Each entry that follows is to be retyped exactly. Pictures do not belong in the copy.

>> start Data excerpts

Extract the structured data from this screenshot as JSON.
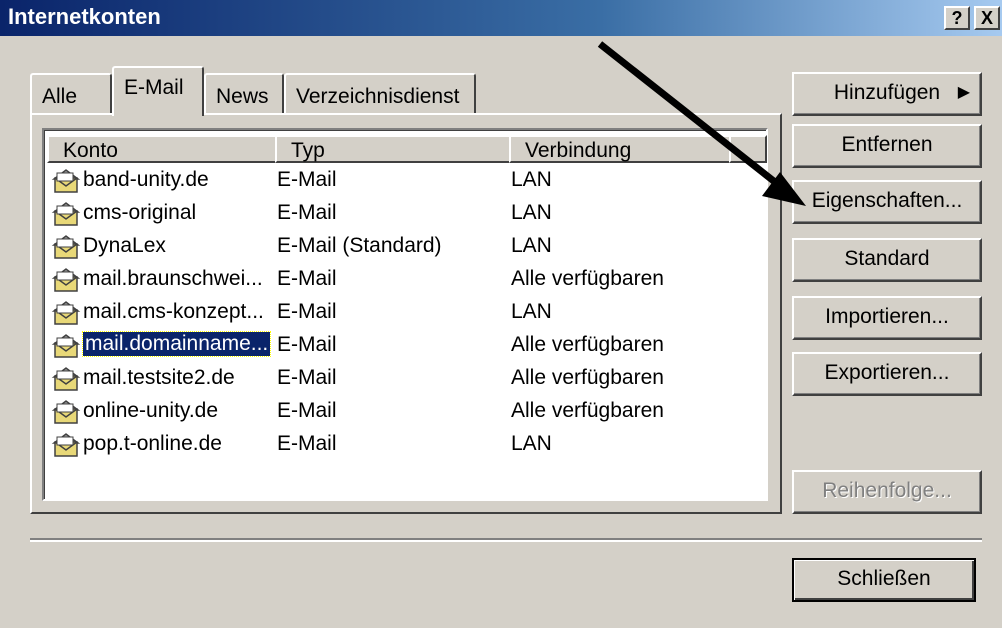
{
  "window": {
    "title": "Internetkonten",
    "help_label": "?",
    "close_label": "X"
  },
  "tabs": [
    {
      "label": "Alle",
      "active": false
    },
    {
      "label": "E-Mail",
      "active": true
    },
    {
      "label": "News",
      "active": false
    },
    {
      "label": "Verzeichnisdienst",
      "active": false
    }
  ],
  "columns": [
    "Konto",
    "Typ",
    "Verbindung"
  ],
  "accounts": [
    {
      "konto": "band-unity.de",
      "typ": "E-Mail",
      "verbindung": "LAN"
    },
    {
      "konto": "cms-original",
      "typ": "E-Mail",
      "verbindung": "LAN"
    },
    {
      "konto": "DynaLex",
      "typ": "E-Mail (Standard)",
      "verbindung": "LAN"
    },
    {
      "konto": "mail.braunschwei...",
      "typ": "E-Mail",
      "verbindung": "Alle verfügbaren"
    },
    {
      "konto": "mail.cms-konzept...",
      "typ": "E-Mail",
      "verbindung": "LAN"
    },
    {
      "konto": "mail.domainname...",
      "typ": "E-Mail",
      "verbindung": "Alle verfügbaren",
      "selected": true
    },
    {
      "konto": "mail.testsite2.de",
      "typ": "E-Mail",
      "verbindung": "Alle verfügbaren"
    },
    {
      "konto": "online-unity.de",
      "typ": "E-Mail",
      "verbindung": "Alle verfügbaren"
    },
    {
      "konto": "pop.t-online.de",
      "typ": "E-Mail",
      "verbindung": "LAN"
    }
  ],
  "buttons": {
    "add": "Hinzufügen",
    "remove": "Entfernen",
    "properties": "Eigenschaften...",
    "default": "Standard",
    "import": "Importieren...",
    "export": "Exportieren...",
    "order": "Reihenfolge...",
    "close": "Schließen"
  },
  "icons": {
    "account": "mail-account-icon",
    "add_arrow": "triangle-right-icon"
  }
}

>> end Data excerpts

Expected answer:
Extract the structured data from this screenshot as JSON.
{
  "window": {
    "title": "Internetkonten",
    "help_label": "?",
    "close_label": "X"
  },
  "tabs": [
    {
      "label": "Alle",
      "active": false
    },
    {
      "label": "E-Mail",
      "active": true
    },
    {
      "label": "News",
      "active": false
    },
    {
      "label": "Verzeichnisdienst",
      "active": false
    }
  ],
  "columns": [
    "Konto",
    "Typ",
    "Verbindung"
  ],
  "accounts": [
    {
      "konto": "band-unity.de",
      "typ": "E-Mail",
      "verbindung": "LAN"
    },
    {
      "konto": "cms-original",
      "typ": "E-Mail",
      "verbindung": "LAN"
    },
    {
      "konto": "DynaLex",
      "typ": "E-Mail (Standard)",
      "verbindung": "LAN"
    },
    {
      "konto": "mail.braunschwei...",
      "typ": "E-Mail",
      "verbindung": "Alle verfügbaren"
    },
    {
      "konto": "mail.cms-konzept...",
      "typ": "E-Mail",
      "verbindung": "LAN"
    },
    {
      "konto": "mail.domainname...",
      "typ": "E-Mail",
      "verbindung": "Alle verfügbaren",
      "selected": true
    },
    {
      "konto": "mail.testsite2.de",
      "typ": "E-Mail",
      "verbindung": "Alle verfügbaren"
    },
    {
      "konto": "online-unity.de",
      "typ": "E-Mail",
      "verbindung": "Alle verfügbaren"
    },
    {
      "konto": "pop.t-online.de",
      "typ": "E-Mail",
      "verbindung": "LAN"
    }
  ],
  "buttons": {
    "add": "Hinzufügen",
    "remove": "Entfernen",
    "properties": "Eigenschaften...",
    "default": "Standard",
    "import": "Importieren...",
    "export": "Exportieren...",
    "order": "Reihenfolge...",
    "close": "Schließen"
  },
  "icons": {
    "account": "mail-account-icon",
    "add_arrow": "triangle-right-icon"
  }
}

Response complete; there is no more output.